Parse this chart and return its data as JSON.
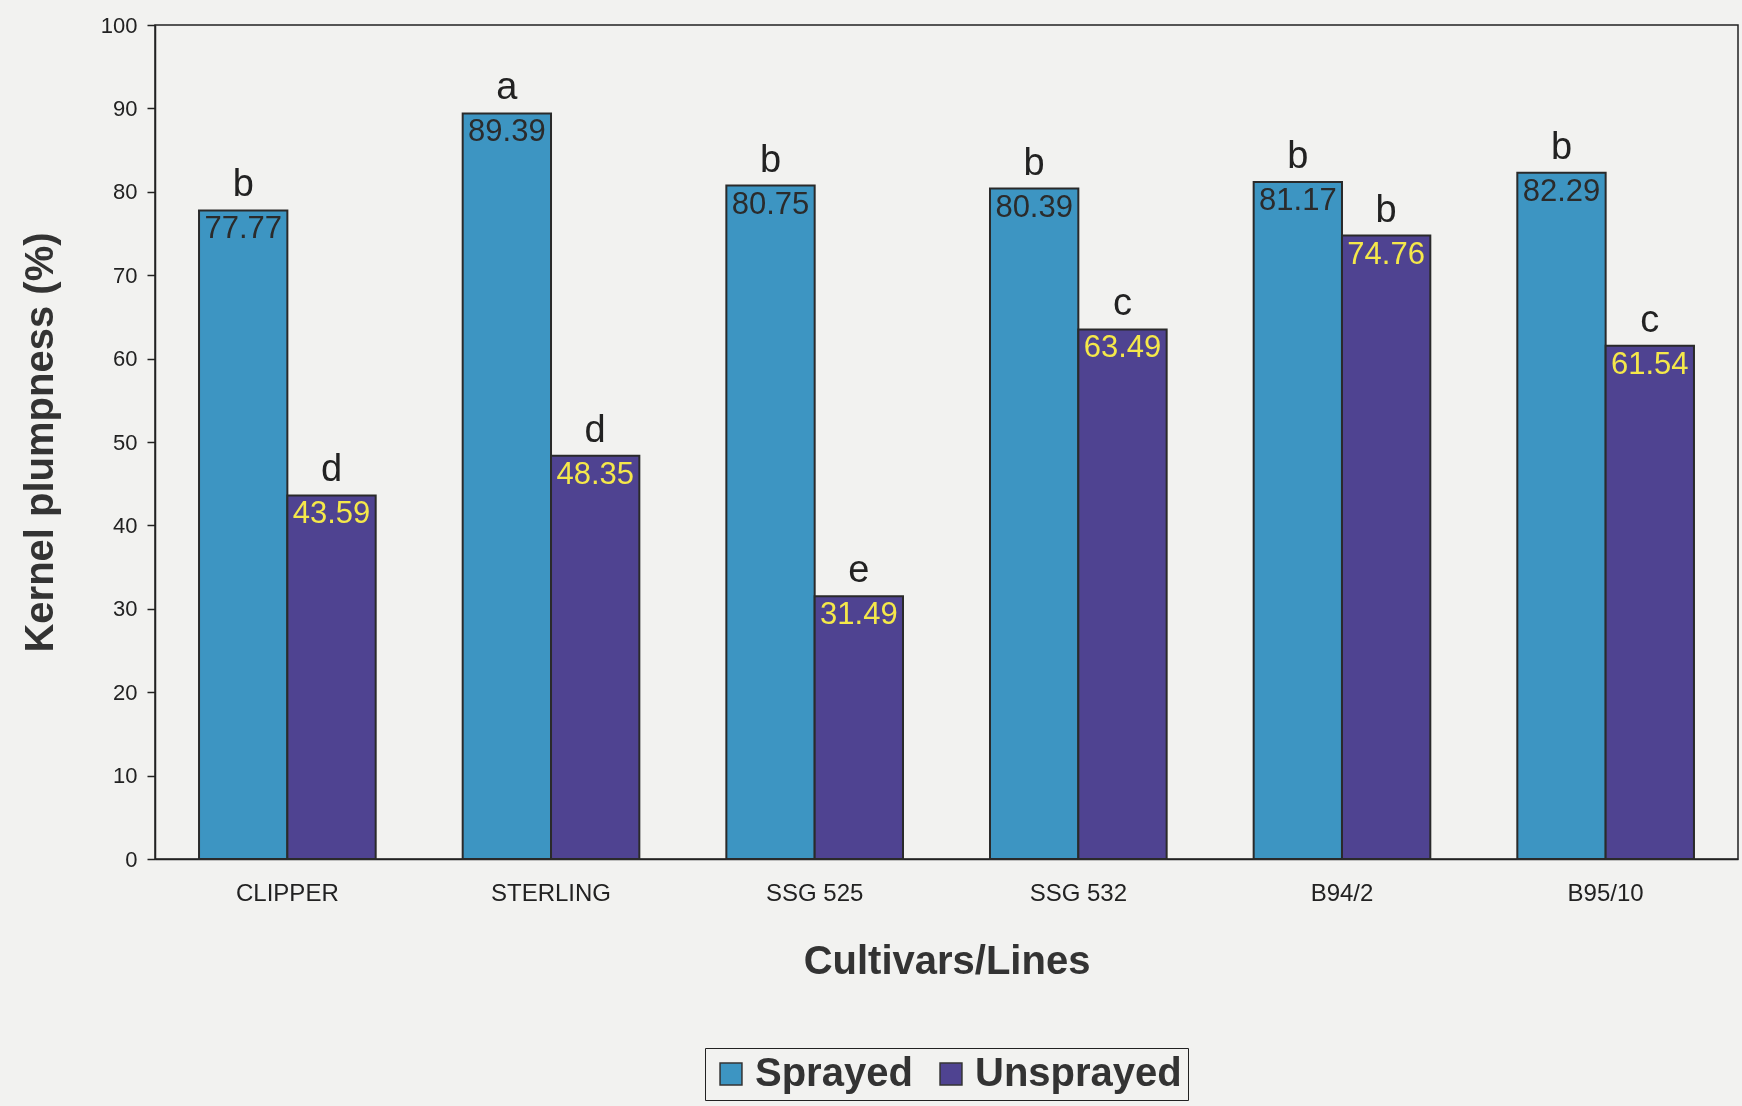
{
  "chart_data": {
    "type": "bar",
    "xlabel": "Cultivars/Lines",
    "ylabel": "Kernel plumpness (%)",
    "categories": [
      "CLIPPER",
      "STERLING",
      "SSG 525",
      "SSG 532",
      "B94/2",
      "B95/10"
    ],
    "series": [
      {
        "name": "Sprayed",
        "color": "#3d95c2",
        "values": [
          77.77,
          89.39,
          80.75,
          80.39,
          81.17,
          82.29
        ]
      },
      {
        "name": "Unsprayed",
        "color": "#4f4391",
        "values": [
          43.59,
          48.35,
          31.49,
          63.49,
          74.76,
          61.54
        ]
      }
    ],
    "ylim": [
      0,
      100
    ],
    "yticks": [
      0,
      10,
      20,
      30,
      40,
      50,
      60,
      70,
      80,
      90,
      100
    ],
    "data_labels": true,
    "legend": "bottom",
    "annotations": [
      {
        "text": "b",
        "x": "CLIPPER",
        "y": 77.77
      },
      {
        "text": "d",
        "x": "CLIPPER",
        "y": 43.59
      },
      {
        "text": "a",
        "x": "STERLING",
        "y": 89.39
      },
      {
        "text": "d",
        "x": "STERLING",
        "y": 48.35
      },
      {
        "text": "b",
        "x": "SSG 525",
        "y": 80.75
      },
      {
        "text": "e",
        "x": "SSG 525",
        "y": 31.49
      },
      {
        "text": "b",
        "x": "SSG 532",
        "y": 80.39
      },
      {
        "text": "c",
        "x": "SSG 532",
        "y": 63.49
      },
      {
        "text": "b",
        "x": "B94/2",
        "y": 81.17
      },
      {
        "text": "b",
        "x": "B94/2",
        "y": 74.76
      },
      {
        "text": "b",
        "x": "B95/10",
        "y": 82.29
      },
      {
        "text": "c",
        "x": "B95/10",
        "y": 61.54
      }
    ]
  }
}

-------------------------

Leaving all pictures aside, quote each record exactly.

• [SOLUTION]:
Parse this chart and return its data as JSON.
{
  "chart_data": {
    "type": "bar",
    "xlabel": "Cultivars/Lines",
    "ylabel": "Kernel plumpness (%)",
    "categories": [
      "CLIPPER",
      "STERLING",
      "SSG 525",
      "SSG 532",
      "B94/2",
      "B95/10"
    ],
    "series": [
      {
        "name": "Sprayed",
        "color": "#3d95c2",
        "values": [
          77.77,
          89.39,
          80.75,
          80.39,
          81.17,
          82.29
        ]
      },
      {
        "name": "Unsprayed",
        "color": "#4f4391",
        "values": [
          43.59,
          48.35,
          31.49,
          63.49,
          74.76,
          61.54
        ]
      }
    ],
    "ylim": [
      0,
      100
    ],
    "yticks": [
      0,
      10,
      20,
      30,
      40,
      50,
      60,
      70,
      80,
      90,
      100
    ],
    "data_labels": true,
    "legend": "bottom",
    "annotations": [
      {
        "text": "b",
        "x": "CLIPPER",
        "y": 77.77
      },
      {
        "text": "d",
        "x": "CLIPPER",
        "y": 43.59
      },
      {
        "text": "a",
        "x": "STERLING",
        "y": 89.39
      },
      {
        "text": "d",
        "x": "STERLING",
        "y": 48.35
      },
      {
        "text": "b",
        "x": "SSG 525",
        "y": 80.75
      },
      {
        "text": "e",
        "x": "SSG 525",
        "y": 31.49
      },
      {
        "text": "b",
        "x": "SSG 532",
        "y": 80.39
      },
      {
        "text": "c",
        "x": "SSG 532",
        "y": 63.49
      },
      {
        "text": "b",
        "x": "B94/2",
        "y": 81.17
      },
      {
        "text": "b",
        "x": "B94/2",
        "y": 74.76
      },
      {
        "text": "b",
        "x": "B95/10",
        "y": 82.29
      },
      {
        "text": "c",
        "x": "B95/10",
        "y": 61.54
      }
    ]
  }
}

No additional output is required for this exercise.